■ The request:
List all the lines in these records that hold "moitié".

· · · · · · ·

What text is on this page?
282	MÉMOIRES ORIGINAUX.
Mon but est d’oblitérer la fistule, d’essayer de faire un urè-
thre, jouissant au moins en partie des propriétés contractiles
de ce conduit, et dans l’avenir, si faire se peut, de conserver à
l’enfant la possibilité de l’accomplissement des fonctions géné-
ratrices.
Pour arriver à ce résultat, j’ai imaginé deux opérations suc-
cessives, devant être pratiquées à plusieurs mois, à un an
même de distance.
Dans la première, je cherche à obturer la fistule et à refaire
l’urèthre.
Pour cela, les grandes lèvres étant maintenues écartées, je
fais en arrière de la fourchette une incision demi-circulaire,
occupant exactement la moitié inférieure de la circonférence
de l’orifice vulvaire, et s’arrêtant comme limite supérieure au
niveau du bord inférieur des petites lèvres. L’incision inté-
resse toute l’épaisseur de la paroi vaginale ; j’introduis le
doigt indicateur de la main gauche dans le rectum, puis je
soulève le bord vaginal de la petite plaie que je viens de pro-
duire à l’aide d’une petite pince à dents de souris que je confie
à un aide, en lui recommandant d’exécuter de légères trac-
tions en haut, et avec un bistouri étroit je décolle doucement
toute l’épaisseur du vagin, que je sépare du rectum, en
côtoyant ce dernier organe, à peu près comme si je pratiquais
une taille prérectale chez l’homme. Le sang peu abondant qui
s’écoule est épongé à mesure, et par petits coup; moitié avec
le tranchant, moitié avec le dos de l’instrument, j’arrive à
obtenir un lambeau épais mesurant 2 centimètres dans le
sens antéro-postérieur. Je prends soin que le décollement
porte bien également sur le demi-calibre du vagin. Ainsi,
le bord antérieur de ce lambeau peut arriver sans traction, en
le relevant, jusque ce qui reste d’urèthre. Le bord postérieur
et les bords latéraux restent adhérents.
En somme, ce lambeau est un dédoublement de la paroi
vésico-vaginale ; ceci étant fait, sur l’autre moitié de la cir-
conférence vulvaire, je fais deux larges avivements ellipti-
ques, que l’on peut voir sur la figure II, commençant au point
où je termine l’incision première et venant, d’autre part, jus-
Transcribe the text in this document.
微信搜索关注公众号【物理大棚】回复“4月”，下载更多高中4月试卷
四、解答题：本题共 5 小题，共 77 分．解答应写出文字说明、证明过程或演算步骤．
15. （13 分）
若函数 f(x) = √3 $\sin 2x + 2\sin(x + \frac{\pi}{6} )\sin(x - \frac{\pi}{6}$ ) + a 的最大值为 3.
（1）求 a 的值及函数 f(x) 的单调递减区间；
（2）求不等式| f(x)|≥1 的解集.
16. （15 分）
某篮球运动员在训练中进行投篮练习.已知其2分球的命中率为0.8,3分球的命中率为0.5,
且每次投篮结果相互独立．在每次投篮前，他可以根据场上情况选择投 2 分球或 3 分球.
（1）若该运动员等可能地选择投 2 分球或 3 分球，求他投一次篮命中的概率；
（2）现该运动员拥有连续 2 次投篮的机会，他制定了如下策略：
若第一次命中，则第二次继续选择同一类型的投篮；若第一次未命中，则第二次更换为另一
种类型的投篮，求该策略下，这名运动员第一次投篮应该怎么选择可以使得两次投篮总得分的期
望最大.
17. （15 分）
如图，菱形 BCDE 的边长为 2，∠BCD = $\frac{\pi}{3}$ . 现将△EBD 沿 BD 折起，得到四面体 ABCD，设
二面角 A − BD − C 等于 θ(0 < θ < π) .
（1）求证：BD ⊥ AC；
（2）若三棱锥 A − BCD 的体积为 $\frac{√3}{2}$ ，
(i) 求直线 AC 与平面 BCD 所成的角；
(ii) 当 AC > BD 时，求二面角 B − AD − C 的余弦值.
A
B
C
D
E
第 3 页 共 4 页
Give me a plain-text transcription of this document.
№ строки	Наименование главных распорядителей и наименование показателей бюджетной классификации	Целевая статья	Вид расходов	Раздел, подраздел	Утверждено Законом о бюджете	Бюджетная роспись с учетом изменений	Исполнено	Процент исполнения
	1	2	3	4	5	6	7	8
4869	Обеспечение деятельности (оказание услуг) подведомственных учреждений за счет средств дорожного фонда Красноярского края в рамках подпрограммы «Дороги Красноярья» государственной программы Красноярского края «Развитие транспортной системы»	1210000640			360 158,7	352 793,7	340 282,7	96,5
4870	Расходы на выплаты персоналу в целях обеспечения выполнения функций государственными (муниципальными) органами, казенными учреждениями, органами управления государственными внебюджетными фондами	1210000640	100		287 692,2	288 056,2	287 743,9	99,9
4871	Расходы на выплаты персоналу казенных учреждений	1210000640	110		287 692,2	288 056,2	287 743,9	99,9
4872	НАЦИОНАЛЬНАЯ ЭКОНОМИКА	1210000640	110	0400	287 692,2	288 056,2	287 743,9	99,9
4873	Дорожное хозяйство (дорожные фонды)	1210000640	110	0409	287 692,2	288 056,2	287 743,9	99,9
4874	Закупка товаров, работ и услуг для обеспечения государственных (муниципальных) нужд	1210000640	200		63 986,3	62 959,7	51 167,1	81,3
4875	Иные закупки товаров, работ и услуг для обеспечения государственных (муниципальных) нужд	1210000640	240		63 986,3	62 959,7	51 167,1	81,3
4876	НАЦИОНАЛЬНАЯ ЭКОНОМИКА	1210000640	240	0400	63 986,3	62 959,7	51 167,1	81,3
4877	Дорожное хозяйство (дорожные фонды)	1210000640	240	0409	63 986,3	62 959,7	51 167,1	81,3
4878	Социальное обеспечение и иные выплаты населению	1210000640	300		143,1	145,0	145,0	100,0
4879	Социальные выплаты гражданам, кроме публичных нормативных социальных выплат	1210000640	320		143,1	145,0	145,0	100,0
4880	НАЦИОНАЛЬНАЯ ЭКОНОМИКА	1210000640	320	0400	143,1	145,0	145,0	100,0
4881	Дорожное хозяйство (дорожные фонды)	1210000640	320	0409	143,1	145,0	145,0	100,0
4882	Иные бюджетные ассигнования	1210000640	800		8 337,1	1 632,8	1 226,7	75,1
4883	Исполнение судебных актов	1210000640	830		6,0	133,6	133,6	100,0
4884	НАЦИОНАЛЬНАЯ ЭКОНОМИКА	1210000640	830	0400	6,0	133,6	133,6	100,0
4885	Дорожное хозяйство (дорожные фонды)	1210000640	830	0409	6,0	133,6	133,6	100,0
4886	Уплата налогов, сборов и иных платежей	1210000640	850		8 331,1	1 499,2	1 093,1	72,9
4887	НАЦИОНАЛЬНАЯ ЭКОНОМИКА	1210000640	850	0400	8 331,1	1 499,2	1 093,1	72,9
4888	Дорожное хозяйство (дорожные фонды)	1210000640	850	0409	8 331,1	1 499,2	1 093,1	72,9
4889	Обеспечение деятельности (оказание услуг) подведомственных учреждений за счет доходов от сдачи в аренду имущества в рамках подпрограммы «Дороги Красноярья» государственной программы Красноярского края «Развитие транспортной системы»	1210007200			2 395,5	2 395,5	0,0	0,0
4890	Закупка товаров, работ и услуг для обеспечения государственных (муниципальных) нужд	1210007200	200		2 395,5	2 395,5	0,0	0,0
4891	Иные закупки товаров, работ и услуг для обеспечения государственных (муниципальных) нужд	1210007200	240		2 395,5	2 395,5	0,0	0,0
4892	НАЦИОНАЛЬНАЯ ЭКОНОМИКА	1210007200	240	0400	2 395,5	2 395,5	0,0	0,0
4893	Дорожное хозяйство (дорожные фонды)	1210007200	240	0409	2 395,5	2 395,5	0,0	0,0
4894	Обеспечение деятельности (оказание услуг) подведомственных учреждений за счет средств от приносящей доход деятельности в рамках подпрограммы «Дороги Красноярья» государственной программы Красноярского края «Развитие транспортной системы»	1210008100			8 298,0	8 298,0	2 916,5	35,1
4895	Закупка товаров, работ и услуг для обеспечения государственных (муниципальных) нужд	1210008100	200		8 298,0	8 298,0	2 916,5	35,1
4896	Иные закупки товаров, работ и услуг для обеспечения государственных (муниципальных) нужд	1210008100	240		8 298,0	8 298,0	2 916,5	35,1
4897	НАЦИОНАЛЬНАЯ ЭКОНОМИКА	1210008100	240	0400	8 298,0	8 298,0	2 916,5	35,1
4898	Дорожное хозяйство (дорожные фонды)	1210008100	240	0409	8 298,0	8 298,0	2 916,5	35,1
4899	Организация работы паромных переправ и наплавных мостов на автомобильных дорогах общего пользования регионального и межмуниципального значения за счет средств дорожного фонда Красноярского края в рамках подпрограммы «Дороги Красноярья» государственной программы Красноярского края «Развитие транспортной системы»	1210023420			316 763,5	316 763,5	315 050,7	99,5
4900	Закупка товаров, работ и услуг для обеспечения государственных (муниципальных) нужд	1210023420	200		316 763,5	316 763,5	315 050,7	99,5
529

· · · · · · ·

■ Response to this task:
occupant exactement la moitié inférieure de la circonférence
s’écoule est épongé à mesure, et par petits coup; moitié avec
le tranchant, moitié avec le dos de l’instrument, j’arrive à
vésico-vaginale ; ceci étant fait, sur l’autre moitié de la cir-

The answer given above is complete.